**OBJECTIVE**.
Look through the material below. Copy each line that contains the string "Create".

:: DATA SUPPLIED ::

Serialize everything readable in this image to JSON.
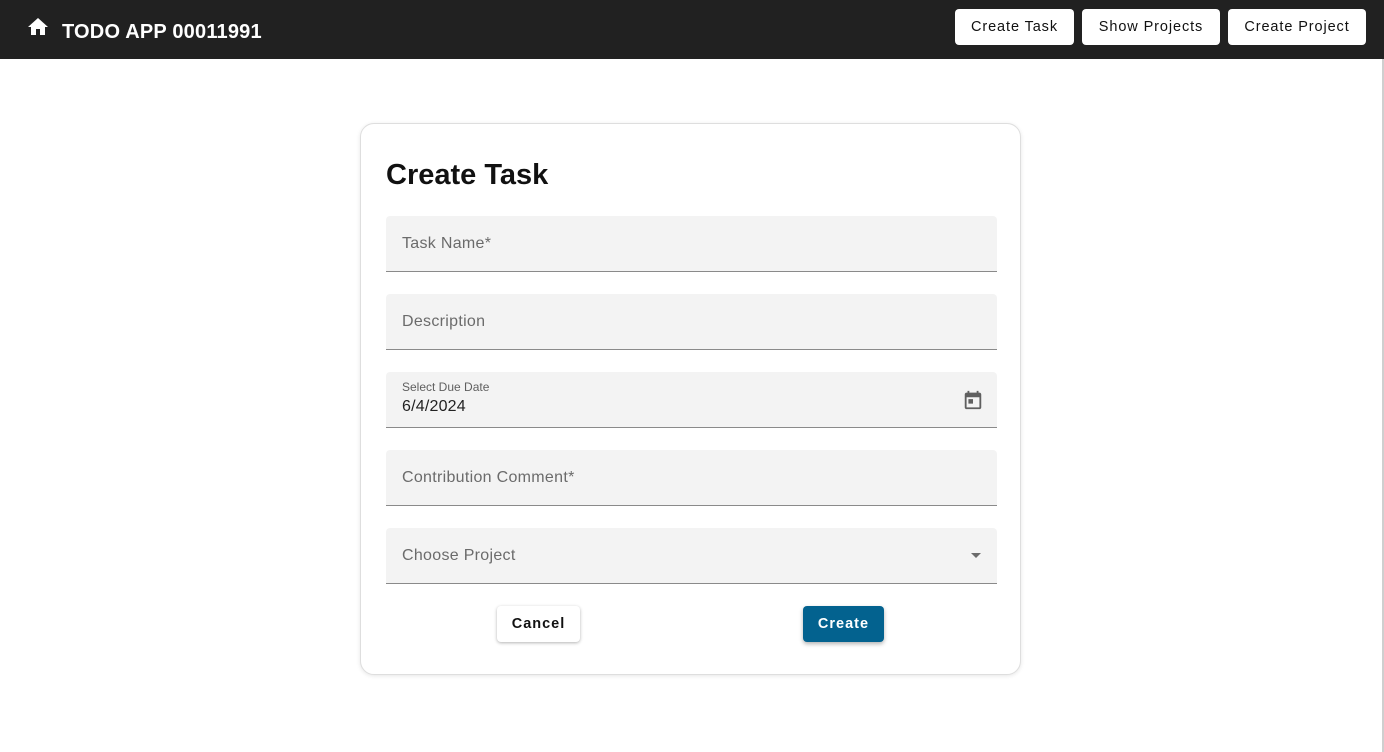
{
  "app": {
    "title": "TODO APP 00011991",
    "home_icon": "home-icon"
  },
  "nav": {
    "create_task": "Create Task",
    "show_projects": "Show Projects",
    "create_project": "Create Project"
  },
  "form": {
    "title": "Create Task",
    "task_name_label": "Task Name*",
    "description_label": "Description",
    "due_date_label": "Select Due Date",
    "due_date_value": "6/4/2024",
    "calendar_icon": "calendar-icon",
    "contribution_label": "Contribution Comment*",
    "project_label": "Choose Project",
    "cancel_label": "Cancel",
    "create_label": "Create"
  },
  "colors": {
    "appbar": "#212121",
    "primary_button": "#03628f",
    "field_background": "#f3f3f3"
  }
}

:::

**RESULT**.
    "create_task": "Create Task",
    "create_project": "Create Project"
    "title": "Create Task",
    "create_label": "Create"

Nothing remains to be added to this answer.